▶ _RAW DATA_:
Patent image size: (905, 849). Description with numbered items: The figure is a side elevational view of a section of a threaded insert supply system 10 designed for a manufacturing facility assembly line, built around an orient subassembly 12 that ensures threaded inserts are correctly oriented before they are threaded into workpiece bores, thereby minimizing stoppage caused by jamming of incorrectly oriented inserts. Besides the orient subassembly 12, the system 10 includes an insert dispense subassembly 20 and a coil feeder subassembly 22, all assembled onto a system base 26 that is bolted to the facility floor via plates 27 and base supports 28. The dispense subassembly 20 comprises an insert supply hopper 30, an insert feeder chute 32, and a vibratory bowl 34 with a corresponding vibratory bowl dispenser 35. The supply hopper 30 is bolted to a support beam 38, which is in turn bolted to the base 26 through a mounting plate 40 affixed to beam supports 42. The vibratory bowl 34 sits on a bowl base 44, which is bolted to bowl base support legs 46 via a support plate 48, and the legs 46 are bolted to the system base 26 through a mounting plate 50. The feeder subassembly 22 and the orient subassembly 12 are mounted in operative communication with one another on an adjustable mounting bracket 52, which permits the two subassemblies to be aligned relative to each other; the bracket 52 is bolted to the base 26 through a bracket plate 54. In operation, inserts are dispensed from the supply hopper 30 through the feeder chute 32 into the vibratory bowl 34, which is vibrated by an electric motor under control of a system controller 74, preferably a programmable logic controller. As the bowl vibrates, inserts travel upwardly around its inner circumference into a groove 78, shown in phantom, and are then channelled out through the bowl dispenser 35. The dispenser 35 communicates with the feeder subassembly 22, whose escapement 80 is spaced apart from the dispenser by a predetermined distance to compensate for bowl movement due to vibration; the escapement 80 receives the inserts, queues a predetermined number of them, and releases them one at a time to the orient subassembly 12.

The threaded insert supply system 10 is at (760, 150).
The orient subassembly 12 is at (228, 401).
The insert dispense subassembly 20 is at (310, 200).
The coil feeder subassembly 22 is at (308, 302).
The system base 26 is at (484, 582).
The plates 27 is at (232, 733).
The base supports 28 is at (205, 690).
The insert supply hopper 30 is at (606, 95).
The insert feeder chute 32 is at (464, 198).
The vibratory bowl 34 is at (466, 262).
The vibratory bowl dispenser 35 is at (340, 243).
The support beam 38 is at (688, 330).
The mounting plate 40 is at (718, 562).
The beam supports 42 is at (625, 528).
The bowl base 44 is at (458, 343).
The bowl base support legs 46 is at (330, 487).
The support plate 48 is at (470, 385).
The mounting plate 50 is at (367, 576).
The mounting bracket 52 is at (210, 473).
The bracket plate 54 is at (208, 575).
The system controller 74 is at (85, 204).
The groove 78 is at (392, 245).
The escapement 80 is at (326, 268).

▶ _WHAT IS ASKED_: Rewrite the rows above with "side elevational view" replaced by "side view" and everything else left as it is.

▶ _WRITTEN SOLUTION_:
Patent image size: (905, 849). Description with numbered items: The figure is a side view of a section of a threaded insert supply system 10 designed for a manufacturing facility assembly line, built around an orient subassembly 12 that ensures threaded inserts are correctly oriented before they are threaded into workpiece bores, thereby minimizing stoppage caused by jamming of incorrectly oriented inserts. Besides the orient subassembly 12, the system 10 includes an insert dispense subassembly 20 and a coil feeder subassembly 22, all assembled onto a system base 26 that is bolted to the facility floor via plates 27 and base supports 28. The dispense subassembly 20 comprises an insert supply hopper 30, an insert feeder chute 32, and a vibratory bowl 34 with a corresponding vibratory bowl dispenser 35. The supply hopper 30 is bolted to a support beam 38, which is in turn bolted to the base 26 through a mounting plate 40 affixed to beam supports 42. The vibratory bowl 34 sits on a bowl base 44, which is bolted to bowl base support legs 46 via a support plate 48, and the legs 46 are bolted to the system base 26 through a mounting plate 50. The feeder subassembly 22 and the orient subassembly 12 are mounted in operative communication with one another on an adjustable mounting bracket 52, which permits the two subassemblies to be aligned relative to each other; the bracket 52 is bolted to the base 26 through a bracket plate 54. In operation, inserts are dispensed from the supply hopper 30 through the feeder chute 32 into the vibratory bowl 34, which is vibrated by an electric motor under control of a system controller 74, preferably a programmable logic controller. As the bowl vibrates, inserts travel upwardly around its inner circumference into a groove 78, shown in phantom, and are then channelled out through the bowl dispenser 35. The dispenser 35 communicates with the feeder subassembly 22, whose escapement 80 is spaced apart from the dispenser by a predetermined distance to compensate for bowl movement due to vibration; the escapement 80 receives the inserts, queues a predetermined number of them, and releases them one at a time to the orient subassembly 12.

The threaded insert supply system 10 is at (760, 150).
The orient subassembly 12 is at (228, 401).
The insert dispense subassembly 20 is at (310, 200).
The coil feeder subassembly 22 is at (308, 302).
The system base 26 is at (484, 582).
The plates 27 is at (232, 733).
The base supports 28 is at (205, 690).
The insert supply hopper 30 is at (606, 95).
The insert feeder chute 32 is at (464, 198).
The vibratory bowl 34 is at (466, 262).
The vibratory bowl dispenser 35 is at (340, 243).
The support beam 38 is at (688, 330).
The mounting plate 40 is at (718, 562).
The beam supports 42 is at (625, 528).
The bowl base 44 is at (458, 343).
The bowl base support legs 46 is at (330, 487).
The support plate 48 is at (470, 385).
The mounting plate 50 is at (367, 576).
The mounting bracket 52 is at (210, 473).
The bracket plate 54 is at (208, 575).
The system controller 74 is at (85, 204).
The groove 78 is at (392, 245).
The escapement 80 is at (326, 268).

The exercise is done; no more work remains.